_Box coordinate listings_.
· · · · ·

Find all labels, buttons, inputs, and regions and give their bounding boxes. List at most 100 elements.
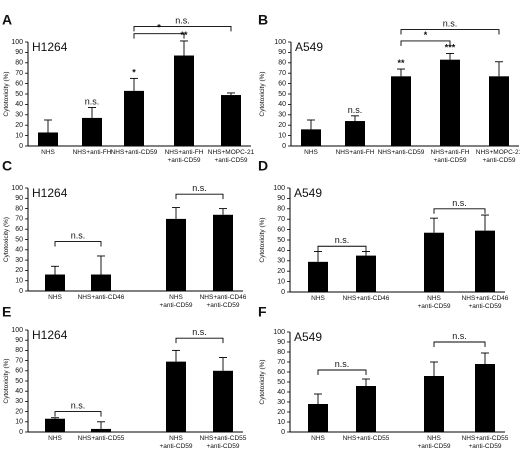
- comparison-bracket: [54, 411, 102, 417]
- y-tick-label: 10: [278, 132, 286, 139]
- significance-label: ***: [445, 42, 456, 52]
- y-tick-label: 40: [15, 388, 23, 395]
- bar: [213, 214, 233, 291]
- y-axis-label: Cytotoxicity (%): [259, 217, 266, 262]
- y-tick-label: 80: [277, 206, 285, 213]
- y-tick-label: 30: [277, 399, 285, 406]
- bracket-label: *: [424, 30, 428, 40]
- y-tick-label: 100: [11, 327, 23, 334]
- x-category-label: NHS+anti-CD55: [78, 435, 125, 442]
- comparison-bracket: [175, 337, 224, 344]
- y-axis-label: Cytotoxicity (%): [3, 358, 10, 403]
- bar: [440, 59, 460, 146]
- x-category-label: NHS: [169, 435, 183, 442]
- y-tick-label: 0: [19, 143, 23, 150]
- y-tick-label: 80: [278, 60, 286, 67]
- x-category-label: NHS: [304, 149, 318, 156]
- y-tick-label: 70: [15, 357, 23, 364]
- bar: [38, 132, 58, 146]
- x-category-label: NHS+MOPC-21: [476, 149, 520, 156]
- x-category-label: +anti-CD59: [417, 443, 450, 450]
- bracket-label: n.s.: [71, 401, 86, 411]
- y-tick-label: 20: [15, 267, 23, 274]
- bar: [82, 117, 102, 146]
- x-category-label: NHS+anti-FH: [165, 149, 204, 156]
- y-tick-label: 10: [15, 419, 23, 426]
- bracket-label: *: [157, 23, 161, 33]
- x-category-label: NHS+anti-CD59: [378, 149, 425, 156]
- y-tick-label: 80: [277, 349, 285, 356]
- x-category-label: NHS: [427, 435, 441, 442]
- panel-letter: C: [2, 157, 12, 173]
- x-category-label: NHS: [41, 149, 55, 156]
- bracket-label: n.s.: [452, 331, 467, 341]
- y-tick-label: 60: [15, 226, 23, 233]
- y-tick-label: 100: [274, 39, 286, 46]
- y-tick-label: 60: [277, 226, 285, 233]
- x-category-label: NHS: [427, 295, 441, 302]
- comparison-bracket: [317, 369, 367, 375]
- bar: [213, 370, 233, 432]
- comparison-bracket: [133, 33, 185, 39]
- bracket-label: n.s.: [71, 231, 86, 241]
- y-tick-label: 0: [281, 429, 285, 436]
- comparison-bracket: [433, 208, 486, 214]
- x-category-label: NHS: [311, 435, 325, 442]
- bracket-label: n.s.: [192, 183, 207, 193]
- x-category-label: NHS+anti-CD59: [111, 149, 158, 156]
- x-category-label: NHS: [169, 294, 183, 301]
- bar: [301, 129, 321, 146]
- y-tick-label: 10: [277, 419, 285, 426]
- y-tick-label: 10: [15, 132, 23, 139]
- bracket-label: n.s.: [452, 198, 467, 208]
- y-tick-label: 70: [15, 216, 23, 223]
- x-category-label: +anti-CD59: [468, 303, 501, 310]
- y-tick-label: 30: [277, 258, 285, 265]
- panel-e: E H1264 Cytotoxicity (%) 0 10 20 30 40 50 60 70 80 9…: [2, 303, 247, 450]
- y-tick-label: 0: [281, 289, 285, 296]
- x-category-label: +anti-CD59: [482, 157, 515, 164]
- y-tick-label: 20: [278, 122, 286, 129]
- bracket-label: n.s.: [175, 15, 190, 25]
- y-tick-label: 100: [11, 39, 23, 46]
- x-category-label: +anti-CD59: [206, 302, 239, 309]
- x-category-label: +anti-CD59: [433, 157, 466, 164]
- bar: [356, 255, 376, 292]
- y-tick-label: 70: [277, 359, 285, 366]
- bar: [45, 274, 65, 291]
- y-tick-label: 100: [273, 185, 285, 192]
- x-category-label: NHS+anti-CD46: [343, 295, 390, 302]
- y-tick-label: 0: [19, 288, 23, 295]
- cell-line-label: H1264: [32, 328, 68, 342]
- y-tick-label: 90: [15, 195, 23, 202]
- y-tick-label: 0: [19, 429, 23, 436]
- bar: [221, 95, 241, 146]
- y-tick-label: 30: [15, 398, 23, 405]
- x-category-label: NHS: [48, 294, 62, 301]
- panel-a: A H1264 Cytotoxicity (%) 0 10 20 30 40 50 60 70 80 9…: [2, 11, 255, 164]
- cell-line-label: H1264: [32, 186, 68, 200]
- bar: [45, 418, 65, 432]
- panel-letter: B: [258, 11, 268, 27]
- significance-label: **: [397, 58, 405, 68]
- y-tick-label: 60: [277, 369, 285, 376]
- bracket-label: n.s.: [443, 19, 458, 29]
- bracket-label: n.s.: [335, 235, 350, 245]
- x-category-label: NHS+anti-CD55: [200, 435, 247, 442]
- y-tick-label: 80: [15, 60, 23, 67]
- y-tick-label: 30: [15, 257, 23, 264]
- x-category-label: NHS+anti-CD46: [78, 294, 125, 301]
- x-category-label: +anti-CD59: [417, 303, 450, 310]
- y-tick-label: 50: [15, 236, 23, 243]
- y-tick-label: 100: [11, 185, 23, 192]
- y-tick-label: 50: [277, 379, 285, 386]
- bar: [174, 55, 194, 146]
- bar: [124, 90, 144, 146]
- y-axis-label: Cytotoxicity (%): [3, 217, 10, 262]
- y-tick-label: 90: [278, 49, 286, 56]
- x-category-label: NHS+anti-CD55: [462, 435, 509, 442]
- bracket-label: n.s.: [192, 327, 207, 337]
- comparison-bracket: [317, 245, 367, 252]
- y-tick-label: 50: [15, 91, 23, 98]
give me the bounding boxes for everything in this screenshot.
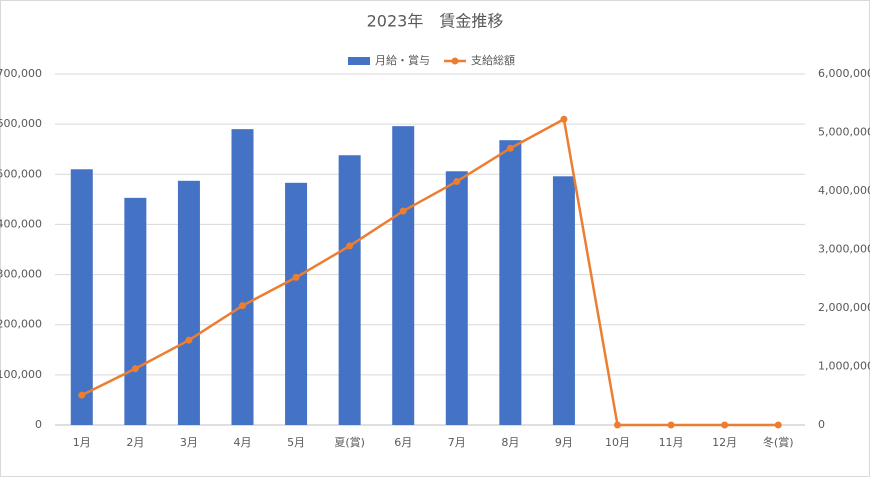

· · · · ·

_Aim_. Count the lines in the listing above that contain the string "bounding", treating uppercase and lowercase as different. Reply with the number alone.

_Finished exercise_. 2